AIM OF THE TASK = Transcribe every record that appears below, exactly and in full.

Data entries for graphics
-- START --

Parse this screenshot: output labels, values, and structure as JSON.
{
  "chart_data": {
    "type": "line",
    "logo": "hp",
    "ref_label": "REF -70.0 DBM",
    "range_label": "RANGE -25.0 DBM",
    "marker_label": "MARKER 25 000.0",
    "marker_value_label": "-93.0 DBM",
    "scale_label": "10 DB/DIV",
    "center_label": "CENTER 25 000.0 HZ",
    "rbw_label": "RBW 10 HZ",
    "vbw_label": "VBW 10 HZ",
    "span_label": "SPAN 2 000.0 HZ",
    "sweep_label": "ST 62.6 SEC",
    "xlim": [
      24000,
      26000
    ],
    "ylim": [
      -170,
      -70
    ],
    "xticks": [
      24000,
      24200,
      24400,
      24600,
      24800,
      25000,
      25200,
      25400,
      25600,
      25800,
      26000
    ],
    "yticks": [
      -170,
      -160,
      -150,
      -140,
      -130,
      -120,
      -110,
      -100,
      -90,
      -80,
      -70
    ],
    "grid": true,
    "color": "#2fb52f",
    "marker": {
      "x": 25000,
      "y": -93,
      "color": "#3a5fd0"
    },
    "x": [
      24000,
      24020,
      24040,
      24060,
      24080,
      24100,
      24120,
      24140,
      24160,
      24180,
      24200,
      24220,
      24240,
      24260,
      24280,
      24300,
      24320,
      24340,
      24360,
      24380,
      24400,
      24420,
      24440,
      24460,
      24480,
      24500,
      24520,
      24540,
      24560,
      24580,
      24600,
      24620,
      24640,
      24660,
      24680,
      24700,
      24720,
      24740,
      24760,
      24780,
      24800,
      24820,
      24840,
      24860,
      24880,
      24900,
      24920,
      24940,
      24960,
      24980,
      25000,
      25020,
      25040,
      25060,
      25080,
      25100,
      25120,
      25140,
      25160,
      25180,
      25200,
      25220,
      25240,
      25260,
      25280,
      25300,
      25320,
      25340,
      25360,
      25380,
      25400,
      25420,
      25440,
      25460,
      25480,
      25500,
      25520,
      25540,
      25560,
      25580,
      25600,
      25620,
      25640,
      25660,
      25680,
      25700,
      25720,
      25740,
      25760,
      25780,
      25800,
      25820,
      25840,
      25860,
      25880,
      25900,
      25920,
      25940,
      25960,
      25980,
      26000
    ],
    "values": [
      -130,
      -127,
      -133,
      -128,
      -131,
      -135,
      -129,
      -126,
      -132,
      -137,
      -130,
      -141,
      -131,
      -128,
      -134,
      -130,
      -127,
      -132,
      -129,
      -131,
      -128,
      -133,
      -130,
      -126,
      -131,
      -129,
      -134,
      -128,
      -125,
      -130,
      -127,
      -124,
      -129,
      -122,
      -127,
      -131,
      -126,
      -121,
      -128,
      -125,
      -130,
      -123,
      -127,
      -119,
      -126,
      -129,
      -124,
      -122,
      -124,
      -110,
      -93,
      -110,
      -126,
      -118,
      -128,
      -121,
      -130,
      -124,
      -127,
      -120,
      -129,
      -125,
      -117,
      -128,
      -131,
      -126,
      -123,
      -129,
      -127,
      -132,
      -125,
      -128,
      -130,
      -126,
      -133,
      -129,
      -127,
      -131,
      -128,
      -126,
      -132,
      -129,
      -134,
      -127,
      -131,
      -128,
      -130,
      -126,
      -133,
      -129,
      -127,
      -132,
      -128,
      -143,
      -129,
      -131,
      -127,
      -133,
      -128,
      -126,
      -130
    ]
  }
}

-- END --

SOLUTION FOR THIS TASK =
Parse this screenshot: output labels, values, and structure as JSON.
{
  "chart_data": {
    "type": "line",
    "logo": "hp",
    "ref_label": "REF -70.0 DBM",
    "range_label": "RANGE -25.0 DBM",
    "marker_label": "MARKER 25 000.0",
    "marker_value_label": "-93.0 DBM",
    "scale_label": "10 DB/DIV",
    "center_label": "CENTER 25 000.0 HZ",
    "rbw_label": "RBW 10 HZ",
    "vbw_label": "VBW 10 HZ",
    "span_label": "SPAN 2 000.0 HZ",
    "sweep_label": "ST 62.6 SEC",
    "xlim": [
      24000,
      26000
    ],
    "ylim": [
      -170,
      -70
    ],
    "xticks": [
      24000,
      24200,
      24400,
      24600,
      24800,
      25000,
      25200,
      25400,
      25600,
      25800,
      26000
    ],
    "yticks": [
      -170,
      -160,
      -150,
      -140,
      -130,
      -120,
      -110,
      -100,
      -90,
      -80,
      -70
    ],
    "grid": true,
    "color": "#2fb52f",
    "marker": {
      "x": 25000,
      "y": -93,
      "color": "#3a5fd0"
    },
    "x": [
      24000,
      24020,
      24040,
      24060,
      24080,
      24100,
      24120,
      24140,
      24160,
      24180,
      24200,
      24220,
      24240,
      24260,
      24280,
      24300,
      24320,
      24340,
      24360,
      24380,
      24400,
      24420,
      24440,
      24460,
      24480,
      24500,
      24520,
      24540,
      24560,
      24580,
      24600,
      24620,
      24640,
      24660,
      24680,
      24700,
      24720,
      24740,
      24760,
      24780,
      24800,
      24820,
      24840,
      24860,
      24880,
      24900,
      24920,
      24940,
      24960,
      24980,
      25000,
      25020,
      25040,
      25060,
      25080,
      25100,
      25120,
      25140,
      25160,
      25180,
      25200,
      25220,
      25240,
      25260,
      25280,
      25300,
      25320,
      25340,
      25360,
      25380,
      25400,
      25420,
      25440,
      25460,
      25480,
      25500,
      25520,
      25540,
      25560,
      25580,
      25600,
      25620,
      25640,
      25660,
      25680,
      25700,
      25720,
      25740,
      25760,
      25780,
      25800,
      25820,
      25840,
      25860,
      25880,
      25900,
      25920,
      25940,
      25960,
      25980,
      26000
    ],
    "values": [
      -130,
      -127,
      -133,
      -128,
      -131,
      -135,
      -129,
      -126,
      -132,
      -137,
      -130,
      -141,
      -131,
      -128,
      -134,
      -130,
      -127,
      -132,
      -129,
      -131,
      -128,
      -133,
      -130,
      -126,
      -131,
      -129,
      -134,
      -128,
      -125,
      -130,
      -127,
      -124,
      -129,
      -122,
      -127,
      -131,
      -126,
      -121,
      -128,
      -125,
      -130,
      -123,
      -127,
      -119,
      -126,
      -129,
      -124,
      -122,
      -124,
      -110,
      -93,
      -110,
      -126,
      -118,
      -128,
      -121,
      -130,
      -124,
      -127,
      -120,
      -129,
      -125,
      -117,
      -128,
      -131,
      -126,
      -123,
      -129,
      -127,
      -132,
      -125,
      -128,
      -130,
      -126,
      -133,
      -129,
      -127,
      -131,
      -128,
      -126,
      -132,
      -129,
      -134,
      -127,
      -131,
      -128,
      -130,
      -126,
      -133,
      -129,
      -127,
      -132,
      -128,
      -143,
      -129,
      -131,
      -127,
      -133,
      -128,
      -126,
      -130
    ]
  }
}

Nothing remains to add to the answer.